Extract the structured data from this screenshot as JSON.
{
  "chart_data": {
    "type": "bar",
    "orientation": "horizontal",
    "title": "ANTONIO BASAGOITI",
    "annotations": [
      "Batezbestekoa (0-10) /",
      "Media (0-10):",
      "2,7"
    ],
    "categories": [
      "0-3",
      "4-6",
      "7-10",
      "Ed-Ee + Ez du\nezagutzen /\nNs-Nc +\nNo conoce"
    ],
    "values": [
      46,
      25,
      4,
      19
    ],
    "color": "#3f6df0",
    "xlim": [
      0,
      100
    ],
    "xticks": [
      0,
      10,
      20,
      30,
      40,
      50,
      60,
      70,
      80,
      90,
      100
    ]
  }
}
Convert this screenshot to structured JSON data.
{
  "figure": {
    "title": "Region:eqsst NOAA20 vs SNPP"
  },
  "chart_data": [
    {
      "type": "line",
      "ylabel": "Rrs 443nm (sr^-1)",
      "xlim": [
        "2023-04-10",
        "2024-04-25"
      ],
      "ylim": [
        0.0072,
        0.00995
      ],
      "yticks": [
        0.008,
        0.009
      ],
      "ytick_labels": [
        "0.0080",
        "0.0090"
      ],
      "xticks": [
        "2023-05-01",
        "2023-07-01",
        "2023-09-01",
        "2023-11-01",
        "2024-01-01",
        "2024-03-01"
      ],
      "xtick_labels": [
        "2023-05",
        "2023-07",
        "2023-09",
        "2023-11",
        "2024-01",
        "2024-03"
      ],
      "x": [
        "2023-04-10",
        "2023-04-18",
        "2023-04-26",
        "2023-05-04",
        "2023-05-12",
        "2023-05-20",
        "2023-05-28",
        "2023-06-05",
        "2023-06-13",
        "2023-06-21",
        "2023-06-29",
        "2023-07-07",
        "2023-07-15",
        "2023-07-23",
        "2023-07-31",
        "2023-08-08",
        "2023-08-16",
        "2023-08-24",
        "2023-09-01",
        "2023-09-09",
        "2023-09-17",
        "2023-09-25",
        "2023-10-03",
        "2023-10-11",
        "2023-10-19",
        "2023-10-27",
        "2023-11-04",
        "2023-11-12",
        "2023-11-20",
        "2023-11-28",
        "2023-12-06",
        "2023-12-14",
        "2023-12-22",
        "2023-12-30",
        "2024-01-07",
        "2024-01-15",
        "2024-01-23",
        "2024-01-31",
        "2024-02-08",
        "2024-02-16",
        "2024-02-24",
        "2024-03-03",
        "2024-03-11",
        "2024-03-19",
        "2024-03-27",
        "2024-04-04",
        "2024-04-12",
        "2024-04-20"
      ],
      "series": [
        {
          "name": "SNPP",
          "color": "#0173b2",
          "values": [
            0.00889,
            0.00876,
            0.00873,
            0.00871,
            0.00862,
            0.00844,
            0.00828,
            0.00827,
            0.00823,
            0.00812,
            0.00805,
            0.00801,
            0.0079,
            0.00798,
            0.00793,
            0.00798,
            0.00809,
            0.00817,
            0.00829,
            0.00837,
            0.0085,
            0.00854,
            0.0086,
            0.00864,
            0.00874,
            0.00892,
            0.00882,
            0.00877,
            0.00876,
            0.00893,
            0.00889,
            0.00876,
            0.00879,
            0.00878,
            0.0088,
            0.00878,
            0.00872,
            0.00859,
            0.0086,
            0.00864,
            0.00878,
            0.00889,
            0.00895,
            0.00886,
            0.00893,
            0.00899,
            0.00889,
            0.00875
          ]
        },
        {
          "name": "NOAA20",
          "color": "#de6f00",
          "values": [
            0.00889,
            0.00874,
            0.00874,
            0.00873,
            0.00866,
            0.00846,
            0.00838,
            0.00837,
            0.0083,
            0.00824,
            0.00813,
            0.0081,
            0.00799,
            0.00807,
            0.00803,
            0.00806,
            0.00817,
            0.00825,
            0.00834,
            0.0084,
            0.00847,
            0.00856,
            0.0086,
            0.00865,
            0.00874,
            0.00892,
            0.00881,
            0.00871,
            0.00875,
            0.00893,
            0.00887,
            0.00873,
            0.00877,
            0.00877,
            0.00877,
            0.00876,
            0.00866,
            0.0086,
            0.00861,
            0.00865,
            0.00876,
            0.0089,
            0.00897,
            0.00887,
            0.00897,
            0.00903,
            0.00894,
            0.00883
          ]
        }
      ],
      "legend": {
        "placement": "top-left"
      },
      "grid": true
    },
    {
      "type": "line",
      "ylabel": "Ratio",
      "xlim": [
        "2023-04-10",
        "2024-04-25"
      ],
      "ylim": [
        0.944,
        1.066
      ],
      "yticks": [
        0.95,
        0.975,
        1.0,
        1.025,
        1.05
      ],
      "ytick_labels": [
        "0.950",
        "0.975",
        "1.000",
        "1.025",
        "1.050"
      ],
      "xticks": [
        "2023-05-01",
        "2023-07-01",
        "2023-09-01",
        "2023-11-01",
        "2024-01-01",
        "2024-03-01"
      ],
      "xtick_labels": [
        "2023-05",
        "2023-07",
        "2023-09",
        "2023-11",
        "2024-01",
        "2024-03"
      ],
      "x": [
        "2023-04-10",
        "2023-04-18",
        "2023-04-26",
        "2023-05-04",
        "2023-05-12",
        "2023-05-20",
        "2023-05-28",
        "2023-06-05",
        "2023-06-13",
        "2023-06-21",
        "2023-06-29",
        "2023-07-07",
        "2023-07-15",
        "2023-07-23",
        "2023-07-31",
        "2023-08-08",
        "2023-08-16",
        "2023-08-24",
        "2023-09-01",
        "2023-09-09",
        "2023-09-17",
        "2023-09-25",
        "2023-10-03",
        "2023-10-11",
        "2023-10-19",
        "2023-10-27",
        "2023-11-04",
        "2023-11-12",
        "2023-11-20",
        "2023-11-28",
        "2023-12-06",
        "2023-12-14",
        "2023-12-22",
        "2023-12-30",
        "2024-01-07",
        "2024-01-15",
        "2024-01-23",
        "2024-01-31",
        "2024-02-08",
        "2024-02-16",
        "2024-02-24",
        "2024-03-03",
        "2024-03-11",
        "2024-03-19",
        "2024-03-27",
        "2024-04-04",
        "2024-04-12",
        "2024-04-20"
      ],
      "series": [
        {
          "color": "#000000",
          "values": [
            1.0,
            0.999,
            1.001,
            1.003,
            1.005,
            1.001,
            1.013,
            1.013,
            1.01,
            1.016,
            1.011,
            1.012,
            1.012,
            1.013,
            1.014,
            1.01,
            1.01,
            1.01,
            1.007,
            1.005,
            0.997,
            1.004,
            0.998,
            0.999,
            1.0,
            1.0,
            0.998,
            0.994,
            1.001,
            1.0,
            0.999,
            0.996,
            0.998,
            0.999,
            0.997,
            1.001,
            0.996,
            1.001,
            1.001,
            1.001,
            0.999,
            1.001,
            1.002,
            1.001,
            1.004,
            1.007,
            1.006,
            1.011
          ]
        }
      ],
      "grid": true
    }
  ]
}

= Work to do =
Select every line in the records above that contains the word "this".

= In response =
Extract the structured data from this screenshot as JSON.
Convert this screenshot to structured JSON data.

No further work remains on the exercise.